Supplied data:
* START *

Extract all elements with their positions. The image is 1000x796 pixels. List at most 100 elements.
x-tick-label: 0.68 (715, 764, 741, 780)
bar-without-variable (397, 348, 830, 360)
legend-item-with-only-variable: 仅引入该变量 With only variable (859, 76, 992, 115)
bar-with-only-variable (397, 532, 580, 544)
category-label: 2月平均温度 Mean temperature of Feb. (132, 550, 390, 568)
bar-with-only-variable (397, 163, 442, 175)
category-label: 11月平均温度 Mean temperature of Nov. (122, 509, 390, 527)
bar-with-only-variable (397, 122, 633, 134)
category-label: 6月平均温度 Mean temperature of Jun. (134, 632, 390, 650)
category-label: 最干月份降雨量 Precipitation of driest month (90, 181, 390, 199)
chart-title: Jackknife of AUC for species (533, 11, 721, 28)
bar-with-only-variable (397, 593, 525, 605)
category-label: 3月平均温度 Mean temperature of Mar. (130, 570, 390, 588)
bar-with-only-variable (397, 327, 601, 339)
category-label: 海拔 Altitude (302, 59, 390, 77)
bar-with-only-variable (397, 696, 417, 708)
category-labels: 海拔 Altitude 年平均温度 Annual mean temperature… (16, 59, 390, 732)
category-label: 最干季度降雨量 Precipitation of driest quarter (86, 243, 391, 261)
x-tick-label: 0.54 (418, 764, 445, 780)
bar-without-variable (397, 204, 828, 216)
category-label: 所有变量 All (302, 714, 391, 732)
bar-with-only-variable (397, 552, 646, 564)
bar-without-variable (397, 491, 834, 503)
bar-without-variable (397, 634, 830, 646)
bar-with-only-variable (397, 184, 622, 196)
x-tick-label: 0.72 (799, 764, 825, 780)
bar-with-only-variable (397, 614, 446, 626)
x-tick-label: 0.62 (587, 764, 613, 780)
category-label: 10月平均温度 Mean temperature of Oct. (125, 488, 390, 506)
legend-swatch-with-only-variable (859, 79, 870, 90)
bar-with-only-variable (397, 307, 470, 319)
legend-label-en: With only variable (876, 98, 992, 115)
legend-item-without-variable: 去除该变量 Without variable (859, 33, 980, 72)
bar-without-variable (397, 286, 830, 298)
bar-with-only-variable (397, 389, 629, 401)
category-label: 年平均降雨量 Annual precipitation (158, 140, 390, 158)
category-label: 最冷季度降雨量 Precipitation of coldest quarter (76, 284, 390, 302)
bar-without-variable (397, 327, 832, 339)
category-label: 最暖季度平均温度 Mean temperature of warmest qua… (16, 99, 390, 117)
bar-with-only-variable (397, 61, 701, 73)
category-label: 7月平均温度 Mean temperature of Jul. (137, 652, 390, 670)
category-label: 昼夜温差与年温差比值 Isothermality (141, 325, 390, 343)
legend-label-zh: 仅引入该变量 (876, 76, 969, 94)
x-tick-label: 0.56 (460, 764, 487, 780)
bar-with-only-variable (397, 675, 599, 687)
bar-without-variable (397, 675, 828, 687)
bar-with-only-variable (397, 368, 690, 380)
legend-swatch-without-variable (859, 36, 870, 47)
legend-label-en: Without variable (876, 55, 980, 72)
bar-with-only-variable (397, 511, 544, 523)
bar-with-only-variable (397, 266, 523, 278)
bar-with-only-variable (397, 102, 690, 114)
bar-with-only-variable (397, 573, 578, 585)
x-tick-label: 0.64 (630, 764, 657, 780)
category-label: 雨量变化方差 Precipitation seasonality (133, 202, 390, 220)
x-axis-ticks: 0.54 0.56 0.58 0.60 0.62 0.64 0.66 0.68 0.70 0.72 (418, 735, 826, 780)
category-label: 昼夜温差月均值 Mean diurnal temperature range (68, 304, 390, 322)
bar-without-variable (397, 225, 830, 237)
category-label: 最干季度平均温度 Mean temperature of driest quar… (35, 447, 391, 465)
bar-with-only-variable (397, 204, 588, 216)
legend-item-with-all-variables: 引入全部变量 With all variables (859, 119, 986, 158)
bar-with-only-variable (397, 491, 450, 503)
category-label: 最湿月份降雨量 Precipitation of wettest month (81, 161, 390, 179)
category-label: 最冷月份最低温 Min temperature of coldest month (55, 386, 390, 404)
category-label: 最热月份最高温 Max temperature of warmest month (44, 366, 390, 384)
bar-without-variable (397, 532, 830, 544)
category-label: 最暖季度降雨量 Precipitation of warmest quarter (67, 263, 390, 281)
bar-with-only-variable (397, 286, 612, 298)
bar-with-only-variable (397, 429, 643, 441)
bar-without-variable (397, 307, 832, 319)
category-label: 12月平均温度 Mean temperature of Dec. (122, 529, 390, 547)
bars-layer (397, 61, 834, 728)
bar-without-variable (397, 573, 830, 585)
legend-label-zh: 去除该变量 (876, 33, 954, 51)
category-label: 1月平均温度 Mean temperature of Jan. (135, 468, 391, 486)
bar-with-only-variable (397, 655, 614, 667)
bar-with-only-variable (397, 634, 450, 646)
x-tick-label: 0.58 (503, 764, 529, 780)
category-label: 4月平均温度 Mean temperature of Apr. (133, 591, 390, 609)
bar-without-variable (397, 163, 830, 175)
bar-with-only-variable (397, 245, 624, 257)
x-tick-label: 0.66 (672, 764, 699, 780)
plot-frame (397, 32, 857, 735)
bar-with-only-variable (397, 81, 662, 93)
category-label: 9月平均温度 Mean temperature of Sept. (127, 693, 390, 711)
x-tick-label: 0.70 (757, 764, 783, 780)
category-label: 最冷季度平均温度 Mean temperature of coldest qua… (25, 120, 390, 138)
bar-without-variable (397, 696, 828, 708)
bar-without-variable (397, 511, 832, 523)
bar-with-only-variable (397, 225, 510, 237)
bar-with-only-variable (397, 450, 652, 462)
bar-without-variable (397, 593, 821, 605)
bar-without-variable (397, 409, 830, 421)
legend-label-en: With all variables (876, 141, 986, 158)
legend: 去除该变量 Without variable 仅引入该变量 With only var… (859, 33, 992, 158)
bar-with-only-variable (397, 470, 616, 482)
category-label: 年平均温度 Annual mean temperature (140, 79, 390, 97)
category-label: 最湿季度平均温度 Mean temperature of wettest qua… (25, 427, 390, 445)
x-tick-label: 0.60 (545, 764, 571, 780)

* END *

Do this:
Starting at the first line of the data and ending at the line that contains "bar-with-only-variable (397, 389, 629, 401)", set those lines out as a numbered list, skipping any blank lines.

Answer to the task:
1. Extract all elements with their positions. The image is 1000x796 pixels. List at most 100 elements.
2. x-tick-label: 0.68 (715, 764, 741, 780)
3. bar-without-variable (397, 348, 830, 360)
4. legend-item-with-only-variable: 仅引入该变量 With only variable (859, 76, 992, 115)
5. bar-with-only-variable (397, 532, 580, 544)
6. category-label: 2月平均温度 Mean temperature of Feb. (132, 550, 390, 568)
7. bar-with-only-variable (397, 163, 442, 175)
8. category-label: 11月平均温度 Mean temperature of Nov. (122, 509, 390, 527)
9. bar-with-only-variable (397, 122, 633, 134)
10. category-label: 6月平均温度 Mean temperature of Jun. (134, 632, 390, 650)
11. category-label: 最干月份降雨量 Precipitation of driest month (90, 181, 390, 199)
12. chart-title: Jackknife of AUC for species (533, 11, 721, 28)
13. bar-with-only-variable (397, 593, 525, 605)
14. category-label: 3月平均温度 Mean temperature of Mar. (130, 570, 390, 588)
15. bar-with-only-variable (397, 327, 601, 339)
16. category-label: 海拔 Altitude (302, 59, 390, 77)
17. bar-with-only-variable (397, 696, 417, 708)
18. category-labels: 海拔 Altitude 年平均温度 Annual mean temperature… (16, 59, 390, 732)
19. category-label: 最干季度降雨量 Precipitation of driest quarter (86, 243, 391, 261)
20. x-tick-label: 0.54 (418, 764, 445, 780)
21. bar-without-variable (397, 204, 828, 216)
22. category-label: 所有变量 All (302, 714, 391, 732)
23. bar-with-only-variable (397, 552, 646, 564)
24. bar-without-variable (397, 491, 834, 503)
25. bar-without-variable (397, 634, 830, 646)
26. bar-with-only-variable (397, 184, 622, 196)
27. x-tick-label: 0.72 (799, 764, 825, 780)
28. bar-with-only-variable (397, 614, 446, 626)
29. x-tick-label: 0.62 (587, 764, 613, 780)
30. category-label: 10月平均温度 Mean temperature of Oct. (125, 488, 390, 506)
31. legend-swatch-with-only-variable (859, 79, 870, 90)
32. bar-with-only-variable (397, 307, 470, 319)
33. legend-label-en: With only variable (876, 98, 992, 115)
34. legend-item-without-variable: 去除该变量 Without variable (859, 33, 980, 72)
35. bar-without-variable (397, 286, 830, 298)
36. bar-with-only-variable (397, 389, 629, 401)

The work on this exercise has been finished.